[Recorded data]
--- Begin ---
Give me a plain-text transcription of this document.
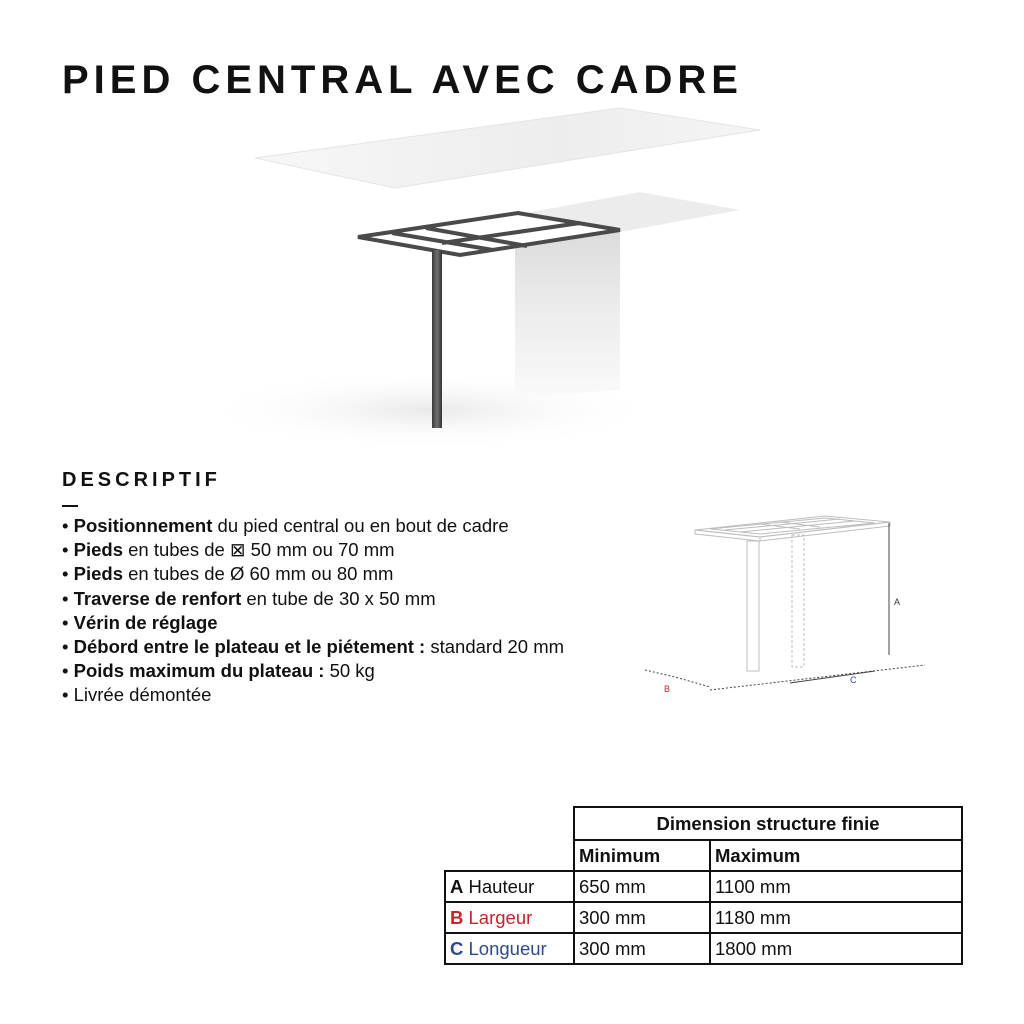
PIED CENTRAL AVEC CADRE
DESCRIPTIF
• Positionnement du pied central ou en bout de cadre
• Pieds en tubes de ⊠ 50 mm ou 70 mm
• Pieds en tubes de Ø 60 mm ou 80 mm
• Traverse de renfort en tube de 30 x 50 mm
• Vérin de réglage
• Débord entre le plateau et le piétement : standard 20 mm
• Poids maximum du plateau : 50 kg
• Livrée démontée
A
B
C
	Dimension structure finie	
	Minimum	Maximum
A Hauteur	650 mm	1100 mm
B Largeur	300 mm	1180 mm
C Longueur	300 mm	1800 mm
--- End ---
Extract all the data above exactly, excluding every picture.

Give me a plain-text transcription of this document.
PIED CENTRAL AVEC CADRE
DESCRIPTIF
• Positionnement du pied central ou en bout de cadre
• Pieds en tubes de ⊠ 50 mm ou 70 mm
• Pieds en tubes de Ø 60 mm ou 80 mm
• Traverse de renfort en tube de 30 x 50 mm
• Vérin de réglage
• Débord entre le plateau et le piétement : standard 20 mm
• Poids maximum du plateau : 50 kg
• Livrée démontée
A
B
C
	Dimension structure finie	
	Minimum	Maximum
A Hauteur	650 mm	1100 mm
B Largeur	300 mm	1180 mm
C Longueur	300 mm	1800 mm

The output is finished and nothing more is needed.